--- Extracted records ---

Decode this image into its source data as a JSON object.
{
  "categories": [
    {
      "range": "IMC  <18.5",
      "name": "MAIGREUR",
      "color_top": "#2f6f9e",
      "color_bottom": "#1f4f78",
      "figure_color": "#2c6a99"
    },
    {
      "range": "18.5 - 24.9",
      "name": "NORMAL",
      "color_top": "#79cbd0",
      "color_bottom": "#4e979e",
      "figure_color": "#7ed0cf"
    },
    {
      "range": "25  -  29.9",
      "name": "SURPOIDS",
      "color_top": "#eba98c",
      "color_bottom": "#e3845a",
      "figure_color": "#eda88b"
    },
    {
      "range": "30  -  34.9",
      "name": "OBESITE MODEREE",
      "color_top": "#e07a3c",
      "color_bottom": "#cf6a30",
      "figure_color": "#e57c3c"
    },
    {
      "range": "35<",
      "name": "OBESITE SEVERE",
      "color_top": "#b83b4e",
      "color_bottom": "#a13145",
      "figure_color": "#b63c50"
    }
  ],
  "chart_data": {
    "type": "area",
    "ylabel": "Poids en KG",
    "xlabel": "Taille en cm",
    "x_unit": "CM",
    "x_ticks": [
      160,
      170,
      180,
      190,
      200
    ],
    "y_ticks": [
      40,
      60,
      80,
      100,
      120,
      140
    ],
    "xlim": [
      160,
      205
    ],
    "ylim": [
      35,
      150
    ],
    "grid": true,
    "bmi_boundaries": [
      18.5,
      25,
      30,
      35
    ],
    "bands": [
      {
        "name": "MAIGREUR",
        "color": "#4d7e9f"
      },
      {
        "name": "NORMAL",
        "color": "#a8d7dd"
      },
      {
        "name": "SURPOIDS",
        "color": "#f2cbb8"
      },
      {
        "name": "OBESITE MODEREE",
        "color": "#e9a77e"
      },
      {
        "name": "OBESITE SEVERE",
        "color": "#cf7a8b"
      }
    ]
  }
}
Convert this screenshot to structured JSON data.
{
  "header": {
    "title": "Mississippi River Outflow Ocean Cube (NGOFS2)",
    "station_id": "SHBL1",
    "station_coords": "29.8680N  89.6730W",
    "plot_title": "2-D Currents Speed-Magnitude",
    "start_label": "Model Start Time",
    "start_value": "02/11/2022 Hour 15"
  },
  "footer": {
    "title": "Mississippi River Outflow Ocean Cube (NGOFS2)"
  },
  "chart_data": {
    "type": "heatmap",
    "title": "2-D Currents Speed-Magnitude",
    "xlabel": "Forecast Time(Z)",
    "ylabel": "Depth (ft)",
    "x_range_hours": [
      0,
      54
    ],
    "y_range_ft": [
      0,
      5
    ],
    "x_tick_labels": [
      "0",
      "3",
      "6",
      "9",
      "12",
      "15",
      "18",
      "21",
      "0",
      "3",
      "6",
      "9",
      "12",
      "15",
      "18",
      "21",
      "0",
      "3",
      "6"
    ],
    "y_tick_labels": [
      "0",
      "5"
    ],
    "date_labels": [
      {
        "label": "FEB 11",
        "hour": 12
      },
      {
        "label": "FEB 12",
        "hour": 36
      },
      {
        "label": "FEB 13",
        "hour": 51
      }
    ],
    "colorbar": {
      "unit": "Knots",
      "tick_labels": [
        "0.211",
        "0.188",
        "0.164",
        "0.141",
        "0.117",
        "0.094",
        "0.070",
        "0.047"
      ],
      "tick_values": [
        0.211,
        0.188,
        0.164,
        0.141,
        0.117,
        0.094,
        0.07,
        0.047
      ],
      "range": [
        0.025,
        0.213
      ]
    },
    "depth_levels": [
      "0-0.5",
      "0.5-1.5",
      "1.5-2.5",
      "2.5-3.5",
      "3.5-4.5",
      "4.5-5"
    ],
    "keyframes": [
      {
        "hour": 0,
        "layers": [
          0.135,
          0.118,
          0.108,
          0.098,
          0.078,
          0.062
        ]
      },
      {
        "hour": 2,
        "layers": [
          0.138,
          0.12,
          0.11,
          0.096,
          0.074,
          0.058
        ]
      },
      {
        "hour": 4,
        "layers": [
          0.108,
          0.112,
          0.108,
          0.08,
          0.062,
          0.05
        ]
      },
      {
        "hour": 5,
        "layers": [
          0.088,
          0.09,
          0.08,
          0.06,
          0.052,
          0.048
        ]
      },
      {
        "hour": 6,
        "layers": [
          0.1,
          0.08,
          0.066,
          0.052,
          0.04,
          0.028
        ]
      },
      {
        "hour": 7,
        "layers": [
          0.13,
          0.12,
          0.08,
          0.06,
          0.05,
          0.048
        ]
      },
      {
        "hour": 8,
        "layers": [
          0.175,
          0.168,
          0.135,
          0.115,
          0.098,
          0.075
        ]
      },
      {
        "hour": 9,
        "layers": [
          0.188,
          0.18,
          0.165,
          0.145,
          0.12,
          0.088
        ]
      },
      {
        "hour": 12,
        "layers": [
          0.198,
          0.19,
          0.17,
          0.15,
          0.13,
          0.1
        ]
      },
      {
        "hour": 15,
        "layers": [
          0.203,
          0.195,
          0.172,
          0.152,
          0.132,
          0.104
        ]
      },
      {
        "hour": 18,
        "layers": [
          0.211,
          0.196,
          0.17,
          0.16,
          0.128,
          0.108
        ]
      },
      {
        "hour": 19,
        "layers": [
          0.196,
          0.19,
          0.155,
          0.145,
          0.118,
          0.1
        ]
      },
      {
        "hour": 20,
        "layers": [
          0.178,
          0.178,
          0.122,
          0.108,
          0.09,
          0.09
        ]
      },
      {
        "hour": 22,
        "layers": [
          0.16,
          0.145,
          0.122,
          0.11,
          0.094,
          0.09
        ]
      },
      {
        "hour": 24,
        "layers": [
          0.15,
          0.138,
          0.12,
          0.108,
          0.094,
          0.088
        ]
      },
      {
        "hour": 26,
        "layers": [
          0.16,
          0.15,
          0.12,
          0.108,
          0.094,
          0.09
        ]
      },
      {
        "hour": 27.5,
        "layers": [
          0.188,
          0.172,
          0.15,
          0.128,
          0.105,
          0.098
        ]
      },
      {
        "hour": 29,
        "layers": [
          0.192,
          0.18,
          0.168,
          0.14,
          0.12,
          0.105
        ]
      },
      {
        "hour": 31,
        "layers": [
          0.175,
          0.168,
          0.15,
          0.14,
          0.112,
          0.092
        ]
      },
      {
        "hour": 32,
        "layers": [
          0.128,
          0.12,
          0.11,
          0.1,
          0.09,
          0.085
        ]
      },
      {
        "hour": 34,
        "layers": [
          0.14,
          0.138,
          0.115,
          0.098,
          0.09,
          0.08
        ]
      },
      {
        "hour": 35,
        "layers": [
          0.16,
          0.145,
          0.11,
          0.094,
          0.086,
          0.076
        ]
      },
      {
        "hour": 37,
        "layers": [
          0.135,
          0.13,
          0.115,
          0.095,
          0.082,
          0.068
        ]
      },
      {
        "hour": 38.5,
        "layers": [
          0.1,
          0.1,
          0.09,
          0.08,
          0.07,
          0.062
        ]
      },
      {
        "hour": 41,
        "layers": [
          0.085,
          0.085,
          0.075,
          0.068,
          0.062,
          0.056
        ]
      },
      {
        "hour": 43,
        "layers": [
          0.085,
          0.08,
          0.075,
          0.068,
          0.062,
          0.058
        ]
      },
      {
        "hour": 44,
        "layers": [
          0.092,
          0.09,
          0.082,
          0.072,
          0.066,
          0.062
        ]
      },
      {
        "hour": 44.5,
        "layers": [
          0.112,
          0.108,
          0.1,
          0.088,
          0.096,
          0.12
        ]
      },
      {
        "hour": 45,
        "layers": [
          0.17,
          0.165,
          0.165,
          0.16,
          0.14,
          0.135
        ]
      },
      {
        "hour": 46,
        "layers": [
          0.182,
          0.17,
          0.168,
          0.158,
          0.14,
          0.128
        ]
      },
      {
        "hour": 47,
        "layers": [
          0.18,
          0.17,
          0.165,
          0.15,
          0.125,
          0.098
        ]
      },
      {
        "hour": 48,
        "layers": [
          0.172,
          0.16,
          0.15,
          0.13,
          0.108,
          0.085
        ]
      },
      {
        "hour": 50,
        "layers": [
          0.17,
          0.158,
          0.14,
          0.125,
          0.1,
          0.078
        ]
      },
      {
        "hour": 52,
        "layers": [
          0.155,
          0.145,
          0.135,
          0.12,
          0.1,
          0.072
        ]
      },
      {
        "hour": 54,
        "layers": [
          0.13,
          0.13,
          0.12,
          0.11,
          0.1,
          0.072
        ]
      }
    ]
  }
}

---

# Do this
Go through the material above and count the lines that contain "Cube"; give that number alone.

# Complete output
2